Figure data in JSON:

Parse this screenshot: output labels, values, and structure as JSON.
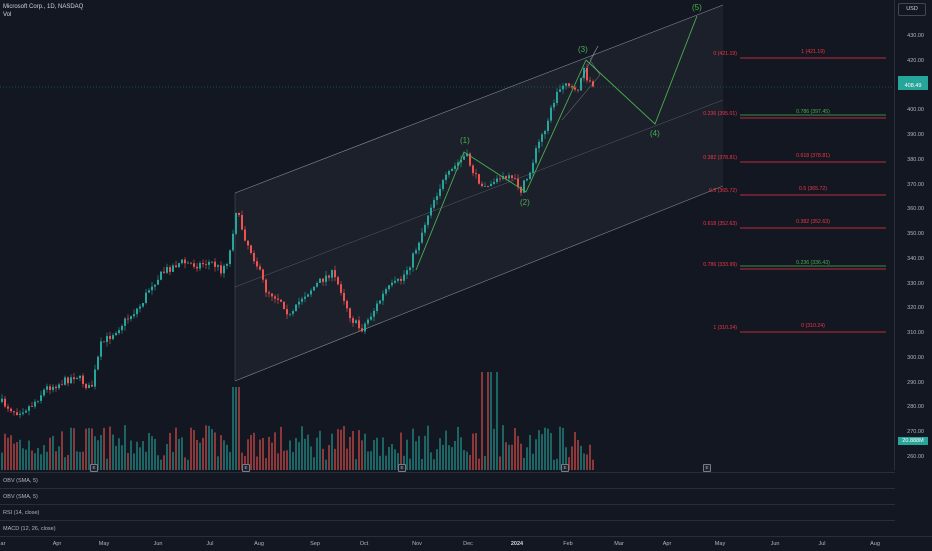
{
  "header": {
    "symbol_line": "Microsoft Corp., 1D, NASDAQ",
    "vol_label": "Vol"
  },
  "currency_button": "USD",
  "price_axis": {
    "labels": [
      "430.00",
      "420.00",
      "410.00",
      "400.00",
      "390.00",
      "380.00",
      "370.00",
      "360.00",
      "350.00",
      "340.00",
      "330.00",
      "320.00",
      "310.00",
      "300.00",
      "290.00",
      "280.00",
      "270.00",
      "260.00"
    ]
  },
  "current_price_tag": "408.49",
  "volume_tag": "20.888M",
  "time_axis": {
    "labels": [
      "ar",
      "Apr",
      "May",
      "Jun",
      "Jul",
      "Aug",
      "Sep",
      "Oct",
      "Nov",
      "Dec",
      "2024",
      "Feb",
      "Mar",
      "Apr",
      "May",
      "Jun",
      "Jul",
      "Aug"
    ]
  },
  "fib_left": [
    "0 (421.19)",
    "0.236 (395.01)",
    "0.382 (378.81)",
    "0.5 (365.72)",
    "0.618 (352.63)",
    "0.786 (333.99)",
    "1 (310.24)"
  ],
  "fib_right": [
    "1 (421.19)",
    "0.786 (397.45)",
    "0.618 (378.81)",
    "0.5 (365.72)",
    "0.382 (352.63)",
    "0.236 (336.43)",
    "0 (310.24)"
  ],
  "wave_labels": [
    "(1)",
    "(2)",
    "(3)",
    "(4)",
    "(5)"
  ],
  "event_badge": "E",
  "panels": [
    "OBV (SMA, 5)",
    "OBV (SMA, 5)",
    "RSI (14, close)",
    "MACD (12, 26, close)"
  ],
  "colors": {
    "up": "#26a69a",
    "down": "#ef5350",
    "wave": "#4caf50",
    "fib_line": "#f23645",
    "bg": "#131722",
    "channel": "#b2b5be"
  }
}
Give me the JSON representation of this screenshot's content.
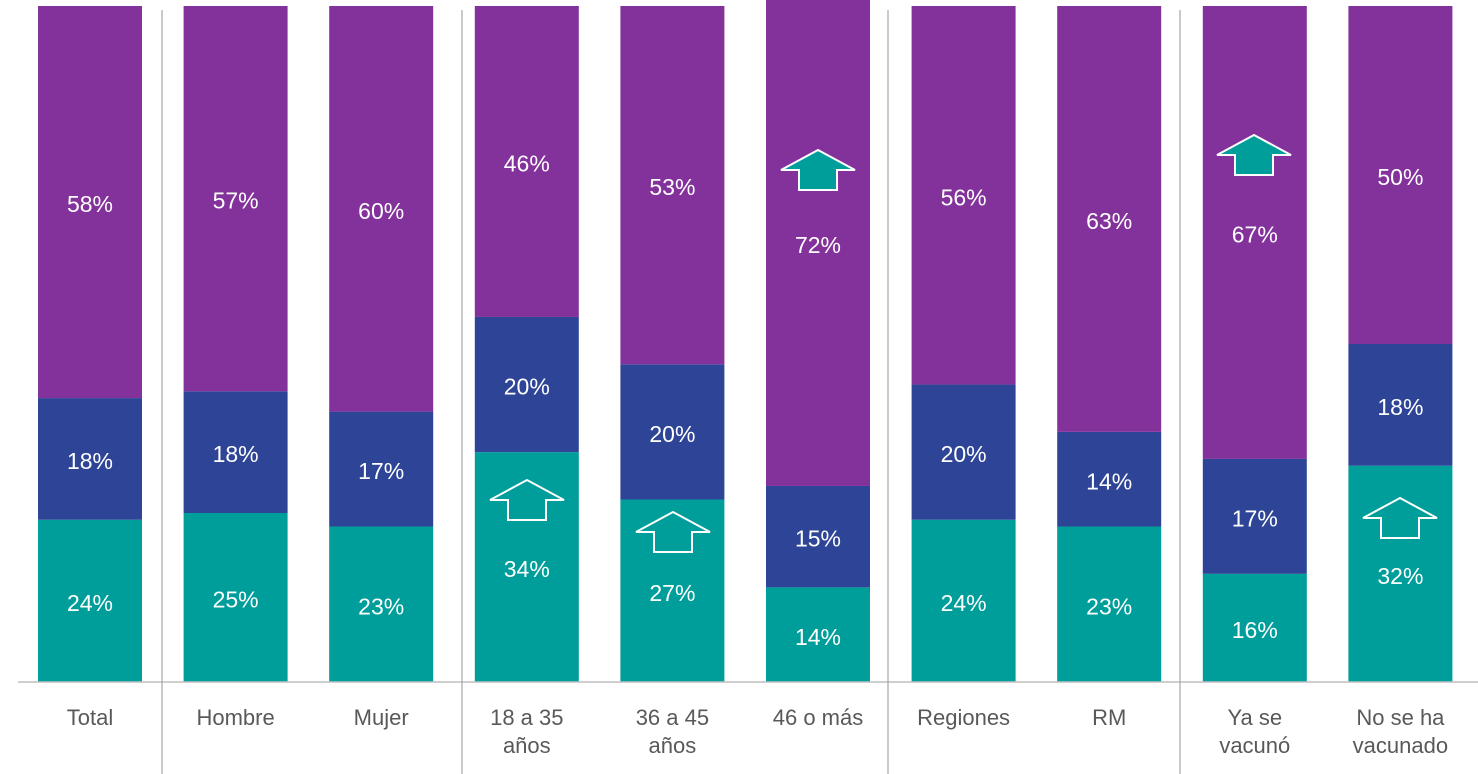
{
  "chart_data": {
    "type": "stacked_bar",
    "categories": [
      "Total",
      "Hombre",
      "Mujer",
      "18 a 35 años",
      "36 a 45 años",
      "46 o más",
      "Regiones",
      "RM",
      "Ya se vacunó",
      "No se ha vacunado"
    ],
    "series": [
      {
        "color": "#009e9a",
        "values": [
          24,
          25,
          23,
          34,
          27,
          14,
          24,
          23,
          16,
          32
        ],
        "value_labels": [
          "24%",
          "25%",
          "23%",
          "34%",
          "27%",
          "14%",
          "24%",
          "23%",
          "16%",
          "32%"
        ]
      },
      {
        "color": "#2e4597",
        "values": [
          18,
          18,
          17,
          20,
          20,
          15,
          20,
          14,
          17,
          18
        ],
        "value_labels": [
          "18%",
          "18%",
          "17%",
          "20%",
          "20%",
          "15%",
          "20%",
          "14%",
          "17%",
          "18%"
        ]
      },
      {
        "color": "#84329b",
        "values": [
          58,
          57,
          60,
          46,
          53,
          72,
          56,
          63,
          67,
          50
        ],
        "value_labels": [
          "58%",
          "57%",
          "60%",
          "46%",
          "53%",
          "72%",
          "56%",
          "63%",
          "67%",
          "50%"
        ]
      }
    ],
    "ylim": [
      0,
      100
    ]
  }
}
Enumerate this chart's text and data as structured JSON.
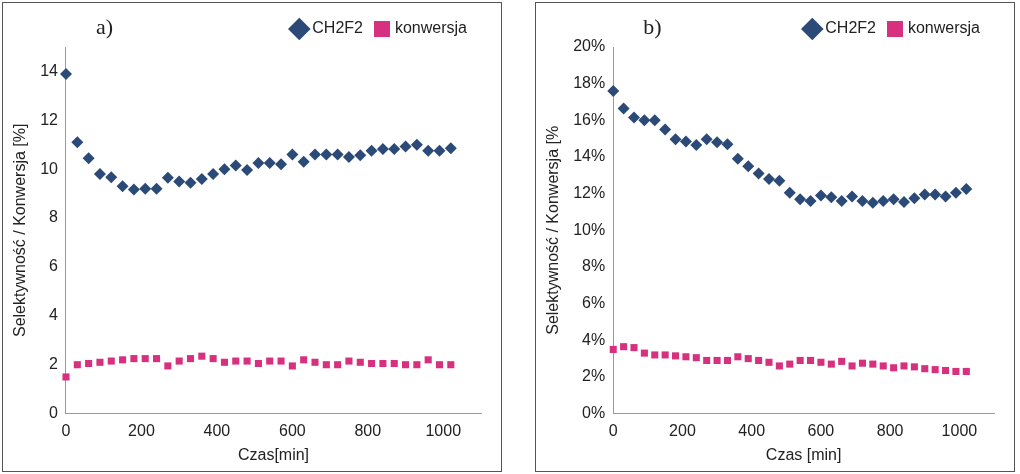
{
  "chart_data": [
    {
      "type": "scatter",
      "xlabel": "Czas[min]",
      "ylabel": "Selektywność / Konwersja [%]",
      "annotations": [
        "a)"
      ],
      "legend": "top right",
      "grid": false,
      "x": [
        0,
        30,
        60,
        90,
        120,
        150,
        180,
        210,
        240,
        270,
        300,
        330,
        360,
        390,
        420,
        450,
        480,
        510,
        540,
        570,
        600,
        630,
        660,
        690,
        720,
        750,
        780,
        810,
        840,
        870,
        900,
        930,
        960,
        990,
        1020
      ],
      "xlim": [
        0,
        1100
      ],
      "xticks": [
        0,
        200,
        400,
        600,
        800,
        1000
      ],
      "ylim": [
        0,
        15
      ],
      "yticks": [
        0,
        2,
        4,
        6,
        8,
        10,
        12,
        14
      ],
      "series": [
        {
          "name": "CH2F2",
          "color": "#2b4a78",
          "marker": "diamond",
          "values": [
            13.9,
            11.1,
            10.45,
            9.8,
            9.67,
            9.3,
            9.17,
            9.2,
            9.2,
            9.65,
            9.5,
            9.45,
            9.6,
            9.8,
            10.0,
            10.15,
            9.97,
            10.25,
            10.25,
            10.2,
            10.6,
            10.3,
            10.6,
            10.6,
            10.6,
            10.5,
            10.57,
            10.75,
            10.83,
            10.83,
            10.93,
            11.0,
            10.75,
            10.75,
            10.86
          ]
        },
        {
          "name": "konwersja",
          "color": "#d6307f",
          "marker": "square",
          "values": [
            1.5,
            2.0,
            2.05,
            2.1,
            2.15,
            2.2,
            2.25,
            2.25,
            2.25,
            1.95,
            2.15,
            2.25,
            2.35,
            2.25,
            2.1,
            2.15,
            2.15,
            2.05,
            2.15,
            2.15,
            1.95,
            2.2,
            2.1,
            2.0,
            2.0,
            2.15,
            2.1,
            2.05,
            2.05,
            2.05,
            2.0,
            2.0,
            2.2,
            2.0,
            2.0
          ]
        }
      ]
    },
    {
      "type": "scatter",
      "xlabel": "Czas [min]",
      "ylabel": "Selektywność / Konwersja [%",
      "annotations": [
        "b)"
      ],
      "legend": "top right",
      "grid": false,
      "x": [
        0,
        30,
        60,
        90,
        120,
        150,
        180,
        210,
        240,
        270,
        300,
        330,
        360,
        390,
        420,
        450,
        480,
        510,
        540,
        570,
        600,
        630,
        660,
        690,
        720,
        750,
        780,
        810,
        840,
        870,
        900,
        930,
        960,
        990,
        1020
      ],
      "xlim": [
        0,
        1100
      ],
      "xticks": [
        0,
        200,
        400,
        600,
        800,
        1000
      ],
      "ylim": [
        0,
        20
      ],
      "yticks": [
        {
          "value": 0,
          "label": "0%"
        },
        {
          "value": 2,
          "label": "2%"
        },
        {
          "value": 4,
          "label": "4%"
        },
        {
          "value": 6,
          "label": "6%"
        },
        {
          "value": 8,
          "label": "8%"
        },
        {
          "value": 10,
          "label": "10%"
        },
        {
          "value": 12,
          "label": "12%"
        },
        {
          "value": 14,
          "label": "14%"
        },
        {
          "value": 16,
          "label": "16%"
        },
        {
          "value": 18,
          "label": "18%"
        },
        {
          "value": 20,
          "label": "20%"
        }
      ],
      "series": [
        {
          "name": "CH2F2",
          "color": "#2b4a78",
          "marker": "diamond",
          "values": [
            17.6,
            16.65,
            16.15,
            16.0,
            16.0,
            15.5,
            14.97,
            14.85,
            14.65,
            14.97,
            14.8,
            14.7,
            13.9,
            13.5,
            13.1,
            12.8,
            12.7,
            12.05,
            11.7,
            11.6,
            11.9,
            11.8,
            11.6,
            11.85,
            11.6,
            11.5,
            11.6,
            11.7,
            11.55,
            11.75,
            11.95,
            11.95,
            11.85,
            12.05,
            12.25
          ]
        },
        {
          "name": "konwersja",
          "color": "#d6307f",
          "marker": "square",
          "values": [
            3.5,
            3.65,
            3.6,
            3.3,
            3.2,
            3.2,
            3.15,
            3.1,
            3.05,
            2.9,
            2.9,
            2.9,
            3.1,
            3.0,
            2.9,
            2.8,
            2.6,
            2.7,
            2.9,
            2.9,
            2.8,
            2.7,
            2.85,
            2.6,
            2.75,
            2.7,
            2.6,
            2.5,
            2.6,
            2.55,
            2.45,
            2.4,
            2.35,
            2.3,
            2.3
          ]
        }
      ]
    }
  ]
}
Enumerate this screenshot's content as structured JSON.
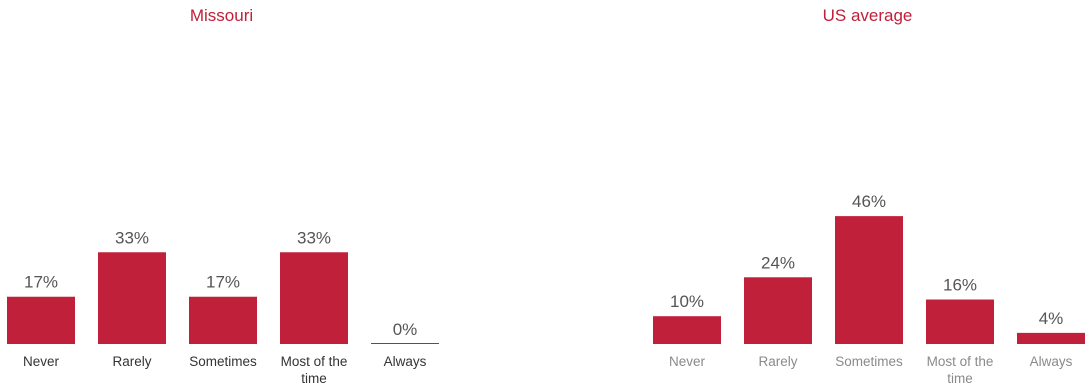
{
  "chart_data": [
    {
      "type": "bar",
      "title": "Missouri",
      "categories": [
        "Never",
        "Rarely",
        "Sometimes",
        "Most of the time",
        "Always"
      ],
      "values": [
        17,
        33,
        17,
        33,
        0
      ],
      "value_labels": [
        "17%",
        "33%",
        "17%",
        "33%",
        "0%"
      ],
      "ylim": [
        0,
        100
      ],
      "grid": false,
      "bar_color": "#c0203a",
      "title_color": "#c0203a"
    },
    {
      "type": "bar",
      "title": "US average",
      "categories": [
        "Never",
        "Rarely",
        "Sometimes",
        "Most of the time",
        "Always"
      ],
      "values": [
        10,
        24,
        46,
        16,
        4
      ],
      "value_labels": [
        "10%",
        "24%",
        "46%",
        "16%",
        "4%"
      ],
      "ylim": [
        0,
        100
      ],
      "grid": false,
      "bar_color": "#c0203a",
      "title_color": "#c0203a"
    }
  ]
}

### EXERCISE INSTRUCTIONS
Using the material above, state how many lines include the string "this". Answer with a single number.

### EXPECTED ANSWER
4